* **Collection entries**

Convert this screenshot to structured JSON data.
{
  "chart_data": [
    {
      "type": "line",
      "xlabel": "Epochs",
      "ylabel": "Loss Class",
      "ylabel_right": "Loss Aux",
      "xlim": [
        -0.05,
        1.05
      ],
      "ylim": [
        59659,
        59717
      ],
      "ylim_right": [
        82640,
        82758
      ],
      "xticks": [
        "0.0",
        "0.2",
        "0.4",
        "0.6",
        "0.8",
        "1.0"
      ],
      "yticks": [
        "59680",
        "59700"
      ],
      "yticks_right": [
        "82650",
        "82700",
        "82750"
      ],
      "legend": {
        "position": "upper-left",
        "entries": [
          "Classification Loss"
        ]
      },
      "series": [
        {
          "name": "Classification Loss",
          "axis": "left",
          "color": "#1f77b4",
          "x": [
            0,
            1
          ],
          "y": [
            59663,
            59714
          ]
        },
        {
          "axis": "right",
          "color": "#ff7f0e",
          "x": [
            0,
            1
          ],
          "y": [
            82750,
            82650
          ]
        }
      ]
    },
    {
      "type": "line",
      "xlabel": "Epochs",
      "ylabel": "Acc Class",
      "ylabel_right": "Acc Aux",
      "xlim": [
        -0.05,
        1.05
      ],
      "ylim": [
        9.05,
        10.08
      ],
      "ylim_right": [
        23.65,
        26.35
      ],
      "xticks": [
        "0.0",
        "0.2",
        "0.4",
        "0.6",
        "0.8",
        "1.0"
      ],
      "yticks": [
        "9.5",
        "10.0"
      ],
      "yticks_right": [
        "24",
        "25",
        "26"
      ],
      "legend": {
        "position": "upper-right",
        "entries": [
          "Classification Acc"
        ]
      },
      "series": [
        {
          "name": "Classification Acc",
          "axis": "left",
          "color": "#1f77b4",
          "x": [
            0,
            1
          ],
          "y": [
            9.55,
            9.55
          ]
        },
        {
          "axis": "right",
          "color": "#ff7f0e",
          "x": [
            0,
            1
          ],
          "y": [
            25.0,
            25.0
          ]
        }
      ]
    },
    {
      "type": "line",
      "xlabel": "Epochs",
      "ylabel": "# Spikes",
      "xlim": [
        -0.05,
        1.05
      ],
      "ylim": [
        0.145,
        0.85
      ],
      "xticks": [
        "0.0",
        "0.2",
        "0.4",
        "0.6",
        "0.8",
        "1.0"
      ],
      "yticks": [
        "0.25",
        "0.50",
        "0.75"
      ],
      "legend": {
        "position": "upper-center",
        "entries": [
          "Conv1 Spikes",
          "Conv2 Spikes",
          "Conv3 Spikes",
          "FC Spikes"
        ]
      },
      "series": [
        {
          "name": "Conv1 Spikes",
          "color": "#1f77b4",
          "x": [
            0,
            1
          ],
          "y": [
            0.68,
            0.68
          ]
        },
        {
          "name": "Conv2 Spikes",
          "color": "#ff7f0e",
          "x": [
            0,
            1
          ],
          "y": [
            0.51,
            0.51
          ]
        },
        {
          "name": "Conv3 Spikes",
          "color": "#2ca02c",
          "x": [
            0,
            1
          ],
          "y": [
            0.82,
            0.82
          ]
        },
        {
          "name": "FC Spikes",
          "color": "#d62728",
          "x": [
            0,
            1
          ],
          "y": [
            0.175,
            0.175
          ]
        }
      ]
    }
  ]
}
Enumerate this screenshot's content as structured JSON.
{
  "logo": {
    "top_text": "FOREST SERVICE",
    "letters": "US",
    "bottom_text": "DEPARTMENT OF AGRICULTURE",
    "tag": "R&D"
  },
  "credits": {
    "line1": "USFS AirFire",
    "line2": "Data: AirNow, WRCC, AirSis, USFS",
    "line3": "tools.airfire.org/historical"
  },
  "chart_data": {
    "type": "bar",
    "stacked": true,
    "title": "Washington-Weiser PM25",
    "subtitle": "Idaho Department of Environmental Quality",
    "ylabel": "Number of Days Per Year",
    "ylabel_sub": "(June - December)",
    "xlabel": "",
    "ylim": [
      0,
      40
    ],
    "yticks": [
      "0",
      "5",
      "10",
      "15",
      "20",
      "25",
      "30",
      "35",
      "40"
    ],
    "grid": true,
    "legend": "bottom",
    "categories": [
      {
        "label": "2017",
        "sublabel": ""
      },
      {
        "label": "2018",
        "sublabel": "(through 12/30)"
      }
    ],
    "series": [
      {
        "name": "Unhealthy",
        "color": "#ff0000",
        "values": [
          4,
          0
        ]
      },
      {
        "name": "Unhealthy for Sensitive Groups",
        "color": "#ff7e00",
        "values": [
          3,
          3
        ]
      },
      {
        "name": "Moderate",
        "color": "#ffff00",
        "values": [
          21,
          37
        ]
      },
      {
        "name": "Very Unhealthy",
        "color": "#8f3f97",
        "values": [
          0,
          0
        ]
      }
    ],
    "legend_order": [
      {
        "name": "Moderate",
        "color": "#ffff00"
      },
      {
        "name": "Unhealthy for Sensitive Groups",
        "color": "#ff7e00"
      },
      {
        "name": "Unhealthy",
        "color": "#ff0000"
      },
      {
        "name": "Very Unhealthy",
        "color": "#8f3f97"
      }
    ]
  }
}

* **The task**
Tell how many lines in the material contain the word "position". Only the number is wanted.

* **Result for this task**
3